Repeat all of the records verbatim.

:: Provided records ::
---
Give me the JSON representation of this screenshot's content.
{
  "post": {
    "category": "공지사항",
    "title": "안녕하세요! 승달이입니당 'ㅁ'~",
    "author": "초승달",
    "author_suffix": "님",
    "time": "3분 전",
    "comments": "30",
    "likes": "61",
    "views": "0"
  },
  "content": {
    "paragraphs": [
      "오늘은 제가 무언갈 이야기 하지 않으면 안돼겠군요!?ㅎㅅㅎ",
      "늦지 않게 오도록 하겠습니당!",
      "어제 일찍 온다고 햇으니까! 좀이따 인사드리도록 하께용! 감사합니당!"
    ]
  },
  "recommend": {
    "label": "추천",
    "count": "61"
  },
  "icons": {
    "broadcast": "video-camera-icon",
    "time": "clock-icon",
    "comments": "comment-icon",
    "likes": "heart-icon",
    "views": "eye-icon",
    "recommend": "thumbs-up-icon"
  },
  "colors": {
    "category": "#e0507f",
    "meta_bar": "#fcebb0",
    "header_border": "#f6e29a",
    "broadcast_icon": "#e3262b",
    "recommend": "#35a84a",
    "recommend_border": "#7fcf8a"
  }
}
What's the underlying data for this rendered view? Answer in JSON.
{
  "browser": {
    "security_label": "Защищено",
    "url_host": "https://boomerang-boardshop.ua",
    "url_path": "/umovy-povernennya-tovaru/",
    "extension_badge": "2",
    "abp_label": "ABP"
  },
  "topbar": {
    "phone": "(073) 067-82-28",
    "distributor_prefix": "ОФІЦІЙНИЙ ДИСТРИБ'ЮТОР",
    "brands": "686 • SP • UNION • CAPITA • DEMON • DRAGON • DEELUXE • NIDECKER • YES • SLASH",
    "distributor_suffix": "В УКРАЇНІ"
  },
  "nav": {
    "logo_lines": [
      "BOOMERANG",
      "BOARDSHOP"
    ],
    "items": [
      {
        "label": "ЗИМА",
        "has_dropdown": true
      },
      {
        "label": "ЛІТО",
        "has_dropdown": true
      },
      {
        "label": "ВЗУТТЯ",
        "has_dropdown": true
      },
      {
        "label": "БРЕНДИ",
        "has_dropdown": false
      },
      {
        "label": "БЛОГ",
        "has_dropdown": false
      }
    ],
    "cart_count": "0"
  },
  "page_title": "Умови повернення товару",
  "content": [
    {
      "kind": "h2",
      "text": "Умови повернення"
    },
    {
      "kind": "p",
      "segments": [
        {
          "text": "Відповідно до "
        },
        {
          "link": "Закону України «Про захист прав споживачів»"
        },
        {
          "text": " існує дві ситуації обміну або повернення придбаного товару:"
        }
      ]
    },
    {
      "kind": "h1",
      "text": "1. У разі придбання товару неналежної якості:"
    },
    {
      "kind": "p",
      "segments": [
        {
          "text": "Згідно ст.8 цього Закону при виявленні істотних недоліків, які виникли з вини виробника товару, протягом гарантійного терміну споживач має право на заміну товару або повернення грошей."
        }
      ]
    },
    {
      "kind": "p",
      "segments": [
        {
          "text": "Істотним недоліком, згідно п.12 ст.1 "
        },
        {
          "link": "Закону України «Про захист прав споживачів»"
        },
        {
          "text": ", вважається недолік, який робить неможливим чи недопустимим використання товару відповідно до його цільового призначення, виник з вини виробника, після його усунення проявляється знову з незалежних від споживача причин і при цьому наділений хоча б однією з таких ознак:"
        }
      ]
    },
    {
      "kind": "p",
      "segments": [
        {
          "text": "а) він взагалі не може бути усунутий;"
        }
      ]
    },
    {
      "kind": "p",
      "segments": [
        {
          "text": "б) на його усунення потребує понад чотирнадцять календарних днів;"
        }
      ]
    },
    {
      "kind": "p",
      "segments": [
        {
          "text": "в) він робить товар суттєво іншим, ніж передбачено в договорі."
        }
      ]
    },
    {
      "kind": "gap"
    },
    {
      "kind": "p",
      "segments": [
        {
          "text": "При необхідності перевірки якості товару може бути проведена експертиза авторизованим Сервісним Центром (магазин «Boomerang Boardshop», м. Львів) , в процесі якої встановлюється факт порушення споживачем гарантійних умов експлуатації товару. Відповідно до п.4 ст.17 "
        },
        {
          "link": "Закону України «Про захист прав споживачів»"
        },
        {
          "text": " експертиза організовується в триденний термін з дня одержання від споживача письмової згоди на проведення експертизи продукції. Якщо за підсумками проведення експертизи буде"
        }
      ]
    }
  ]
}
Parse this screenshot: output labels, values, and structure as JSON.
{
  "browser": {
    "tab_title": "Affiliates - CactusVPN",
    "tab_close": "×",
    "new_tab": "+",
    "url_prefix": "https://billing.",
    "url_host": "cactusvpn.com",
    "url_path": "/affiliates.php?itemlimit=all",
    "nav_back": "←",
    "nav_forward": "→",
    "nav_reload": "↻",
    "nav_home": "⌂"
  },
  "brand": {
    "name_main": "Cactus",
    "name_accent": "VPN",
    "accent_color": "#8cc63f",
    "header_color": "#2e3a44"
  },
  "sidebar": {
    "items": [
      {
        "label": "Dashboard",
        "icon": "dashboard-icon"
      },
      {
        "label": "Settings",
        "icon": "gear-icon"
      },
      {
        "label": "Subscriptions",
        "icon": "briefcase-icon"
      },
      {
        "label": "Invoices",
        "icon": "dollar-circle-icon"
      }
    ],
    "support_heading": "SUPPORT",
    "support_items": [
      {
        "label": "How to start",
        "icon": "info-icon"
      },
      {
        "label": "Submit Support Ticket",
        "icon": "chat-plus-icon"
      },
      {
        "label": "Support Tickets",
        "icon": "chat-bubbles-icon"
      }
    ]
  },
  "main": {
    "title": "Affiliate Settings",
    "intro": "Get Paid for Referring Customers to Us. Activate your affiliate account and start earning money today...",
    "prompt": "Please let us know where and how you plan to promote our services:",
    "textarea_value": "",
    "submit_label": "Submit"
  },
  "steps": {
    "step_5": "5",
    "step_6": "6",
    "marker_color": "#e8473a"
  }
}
---
:: Final result ::
Give me the JSON representation of this screenshot's content.
{
  "post": {
    "category": "공지사항",
    "title": "안녕하세요! 승달이입니당 'ㅁ'~",
    "author": "초승달",
    "author_suffix": "님",
    "time": "3분 전",
    "comments": "30",
    "likes": "61",
    "views": "0"
  },
  "content": {
    "paragraphs": [
      "오늘은 제가 무언갈 이야기 하지 않으면 안돼겠군요!?ㅎㅅㅎ",
      "늦지 않게 오도록 하겠습니당!",
      "어제 일찍 온다고 햇으니까! 좀이따 인사드리도록 하께용! 감사합니당!"
    ]
  },
  "recommend": {
    "label": "추천",
    "count": "61"
  },
  "icons": {
    "broadcast": "video-camera-icon",
    "time": "clock-icon",
    "comments": "comment-icon",
    "likes": "heart-icon",
    "views": "eye-icon",
    "recommend": "thumbs-up-icon"
  },
  "colors": {
    "category": "#e0507f",
    "meta_bar": "#fcebb0",
    "header_border": "#f6e29a",
    "broadcast_icon": "#e3262b",
    "recommend": "#35a84a",
    "recommend_border": "#7fcf8a"
  }
}
What's the underlying data for this rendered view? Answer in JSON.
{
  "browser": {
    "security_label": "Защищено",
    "url_host": "https://boomerang-boardshop.ua",
    "url_path": "/umovy-povernennya-tovaru/",
    "extension_badge": "2",
    "abp_label": "ABP"
  },
  "topbar": {
    "phone": "(073) 067-82-28",
    "distributor_prefix": "ОФІЦІЙНИЙ ДИСТРИБ'ЮТОР",
    "brands": "686 • SP • UNION • CAPITA • DEMON • DRAGON • DEELUXE • NIDECKER • YES • SLASH",
    "distributor_suffix": "В УКРАЇНІ"
  },
  "nav": {
    "logo_lines": [
      "BOOMERANG",
      "BOARDSHOP"
    ],
    "items": [
      {
        "label": "ЗИМА",
        "has_dropdown": true
      },
      {
        "label": "ЛІТО",
        "has_dropdown": true
      },
      {
        "label": "ВЗУТТЯ",
        "has_dropdown": true
      },
      {
        "label": "БРЕНДИ",
        "has_dropdown": false
      },
      {
        "label": "БЛОГ",
        "has_dropdown": false
      }
    ],
    "cart_count": "0"
  },
  "page_title": "Умови повернення товару",
  "content": [
    {
      "kind": "h2",
      "text": "Умови повернення"
    },
    {
      "kind": "p",
      "segments": [
        {
          "text": "Відповідно до "
        },
        {
          "link": "Закону України «Про захист прав споживачів»"
        },
        {
          "text": " існує дві ситуації обміну або повернення придбаного товару:"
        }
      ]
    },
    {
      "kind": "h1",
      "text": "1. У разі придбання товару неналежної якості:"
    },
    {
      "kind": "p",
      "segments": [
        {
          "text": "Згідно ст.8 цього Закону при виявленні істотних недоліків, які виникли з вини виробника товару, протягом гарантійного терміну споживач має право на заміну товару або повернення грошей."
        }
      ]
    },
    {
      "kind": "p",
      "segments": [
        {
          "text": "Істотним недоліком, згідно п.12 ст.1 "
        },
        {
          "link": "Закону України «Про захист прав споживачів»"
        },
        {
          "text": ", вважається недолік, який робить неможливим чи недопустимим використання товару відповідно до його цільового призначення, виник з вини виробника, після його усунення проявляється знову з незалежних від споживача причин і при цьому наділений хоча б однією з таких ознак:"
        }
      ]
    },
    {
      "kind": "p",
      "segments": [
        {
          "text": "а) він взагалі не може бути усунутий;"
        }
      ]
    },
    {
      "kind": "p",
      "segments": [
        {
          "text": "б) на його усунення потребує понад чотирнадцять календарних днів;"
        }
      ]
    },
    {
      "kind": "p",
      "segments": [
        {
          "text": "в) він робить товар суттєво іншим, ніж передбачено в договорі."
        }
      ]
    },
    {
      "kind": "gap"
    },
    {
      "kind": "p",
      "segments": [
        {
          "text": "При необхідності перевірки якості товару може бути проведена експертиза авторизованим Сервісним Центром (магазин «Boomerang Boardshop», м. Львів) , в процесі якої встановлюється факт порушення споживачем гарантійних умов експлуатації товару. Відповідно до п.4 ст.17 "
        },
        {
          "link": "Закону України «Про захист прав споживачів»"
        },
        {
          "text": " експертиза організовується в триденний термін з дня одержання від споживача письмової згоди на проведення експертизи продукції. Якщо за підсумками проведення експертизи буде"
        }
      ]
    }
  ]
}
Parse this screenshot: output labels, values, and structure as JSON.
{
  "browser": {
    "tab_title": "Affiliates - CactusVPN",
    "tab_close": "×",
    "new_tab": "+",
    "url_prefix": "https://billing.",
    "url_host": "cactusvpn.com",
    "url_path": "/affiliates.php?itemlimit=all",
    "nav_back": "←",
    "nav_forward": "→",
    "nav_reload": "↻",
    "nav_home": "⌂"
  },
  "brand": {
    "name_main": "Cactus",
    "name_accent": "VPN",
    "accent_color": "#8cc63f",
    "header_color": "#2e3a44"
  },
  "sidebar": {
    "items": [
      {
        "label": "Dashboard",
        "icon": "dashboard-icon"
      },
      {
        "label": "Settings",
        "icon": "gear-icon"
      },
      {
        "label": "Subscriptions",
        "icon": "briefcase-icon"
      },
      {
        "label": "Invoices",
        "icon": "dollar-circle-icon"
      }
    ],
    "support_heading": "SUPPORT",
    "support_items": [
      {
        "label": "How to start",
        "icon": "info-icon"
      },
      {
        "label": "Submit Support Ticket",
        "icon": "chat-plus-icon"
      },
      {
        "label": "Support Tickets",
        "icon": "chat-bubbles-icon"
      }
    ]
  },
  "main": {
    "title": "Affiliate Settings",
    "intro": "Get Paid for Referring Customers to Us. Activate your affiliate account and start earning money today...",
    "prompt": "Please let us know where and how you plan to promote our services:",
    "textarea_value": "",
    "submit_label": "Submit"
  },
  "steps": {
    "step_5": "5",
    "step_6": "6",
    "marker_color": "#e8473a"
  }
}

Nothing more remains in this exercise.